Your goal
Each line that follows should be printed again exactly as it stands.

================================

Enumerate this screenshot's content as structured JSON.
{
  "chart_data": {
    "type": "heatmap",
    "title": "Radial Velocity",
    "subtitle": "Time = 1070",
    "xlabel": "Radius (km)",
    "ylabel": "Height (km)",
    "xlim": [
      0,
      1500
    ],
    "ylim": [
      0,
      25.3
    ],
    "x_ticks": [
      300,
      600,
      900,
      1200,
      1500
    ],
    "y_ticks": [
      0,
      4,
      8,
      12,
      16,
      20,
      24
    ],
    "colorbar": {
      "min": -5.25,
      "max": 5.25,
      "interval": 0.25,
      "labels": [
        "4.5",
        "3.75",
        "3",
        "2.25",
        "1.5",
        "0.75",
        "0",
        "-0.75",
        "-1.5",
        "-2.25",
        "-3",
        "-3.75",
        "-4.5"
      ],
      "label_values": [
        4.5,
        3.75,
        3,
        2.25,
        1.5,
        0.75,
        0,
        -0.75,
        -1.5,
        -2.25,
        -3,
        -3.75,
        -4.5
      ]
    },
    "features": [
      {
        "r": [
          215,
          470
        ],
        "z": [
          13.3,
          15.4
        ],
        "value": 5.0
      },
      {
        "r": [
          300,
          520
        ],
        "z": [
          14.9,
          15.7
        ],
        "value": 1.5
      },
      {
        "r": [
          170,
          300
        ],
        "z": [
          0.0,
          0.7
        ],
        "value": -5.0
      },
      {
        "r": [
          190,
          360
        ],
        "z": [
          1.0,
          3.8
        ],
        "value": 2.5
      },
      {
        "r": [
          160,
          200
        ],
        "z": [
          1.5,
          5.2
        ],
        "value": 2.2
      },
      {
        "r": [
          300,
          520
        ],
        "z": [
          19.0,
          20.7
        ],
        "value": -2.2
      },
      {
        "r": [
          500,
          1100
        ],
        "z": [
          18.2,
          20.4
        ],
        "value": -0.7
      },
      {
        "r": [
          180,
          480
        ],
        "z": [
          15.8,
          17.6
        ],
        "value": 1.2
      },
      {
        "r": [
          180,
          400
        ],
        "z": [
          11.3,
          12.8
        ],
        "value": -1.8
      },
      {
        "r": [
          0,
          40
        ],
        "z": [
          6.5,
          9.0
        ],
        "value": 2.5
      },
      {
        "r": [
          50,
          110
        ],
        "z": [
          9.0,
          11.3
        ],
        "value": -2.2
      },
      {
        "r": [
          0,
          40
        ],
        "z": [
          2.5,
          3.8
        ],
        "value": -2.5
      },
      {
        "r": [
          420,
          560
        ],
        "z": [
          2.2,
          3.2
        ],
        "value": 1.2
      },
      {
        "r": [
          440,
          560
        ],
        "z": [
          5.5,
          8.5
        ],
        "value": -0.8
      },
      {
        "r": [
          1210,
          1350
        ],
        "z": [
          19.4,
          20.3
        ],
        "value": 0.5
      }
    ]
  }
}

================================

Response
Enumerate this screenshot's content as structured JSON.
{
  "chart_data": {
    "type": "heatmap",
    "title": "Radial Velocity",
    "subtitle": "Time = 1070",
    "xlabel": "Radius (km)",
    "ylabel": "Height (km)",
    "xlim": [
      0,
      1500
    ],
    "ylim": [
      0,
      25.3
    ],
    "x_ticks": [
      300,
      600,
      900,
      1200,
      1500
    ],
    "y_ticks": [
      0,
      4,
      8,
      12,
      16,
      20,
      24
    ],
    "colorbar": {
      "min": -5.25,
      "max": 5.25,
      "interval": 0.25,
      "labels": [
        "4.5",
        "3.75",
        "3",
        "2.25",
        "1.5",
        "0.75",
        "0",
        "-0.75",
        "-1.5",
        "-2.25",
        "-3",
        "-3.75",
        "-4.5"
      ],
      "label_values": [
        4.5,
        3.75,
        3,
        2.25,
        1.5,
        0.75,
        0,
        -0.75,
        -1.5,
        -2.25,
        -3,
        -3.75,
        -4.5
      ]
    },
    "features": [
      {
        "r": [
          215,
          470
        ],
        "z": [
          13.3,
          15.4
        ],
        "value": 5.0
      },
      {
        "r": [
          300,
          520
        ],
        "z": [
          14.9,
          15.7
        ],
        "value": 1.5
      },
      {
        "r": [
          170,
          300
        ],
        "z": [
          0.0,
          0.7
        ],
        "value": -5.0
      },
      {
        "r": [
          190,
          360
        ],
        "z": [
          1.0,
          3.8
        ],
        "value": 2.5
      },
      {
        "r": [
          160,
          200
        ],
        "z": [
          1.5,
          5.2
        ],
        "value": 2.2
      },
      {
        "r": [
          300,
          520
        ],
        "z": [
          19.0,
          20.7
        ],
        "value": -2.2
      },
      {
        "r": [
          500,
          1100
        ],
        "z": [
          18.2,
          20.4
        ],
        "value": -0.7
      },
      {
        "r": [
          180,
          480
        ],
        "z": [
          15.8,
          17.6
        ],
        "value": 1.2
      },
      {
        "r": [
          180,
          400
        ],
        "z": [
          11.3,
          12.8
        ],
        "value": -1.8
      },
      {
        "r": [
          0,
          40
        ],
        "z": [
          6.5,
          9.0
        ],
        "value": 2.5
      },
      {
        "r": [
          50,
          110
        ],
        "z": [
          9.0,
          11.3
        ],
        "value": -2.2
      },
      {
        "r": [
          0,
          40
        ],
        "z": [
          2.5,
          3.8
        ],
        "value": -2.5
      },
      {
        "r": [
          420,
          560
        ],
        "z": [
          2.2,
          3.2
        ],
        "value": 1.2
      },
      {
        "r": [
          440,
          560
        ],
        "z": [
          5.5,
          8.5
        ],
        "value": -0.8
      },
      {
        "r": [
          1210,
          1350
        ],
        "z": [
          19.4,
          20.3
        ],
        "value": 0.5
      }
    ]
  }
}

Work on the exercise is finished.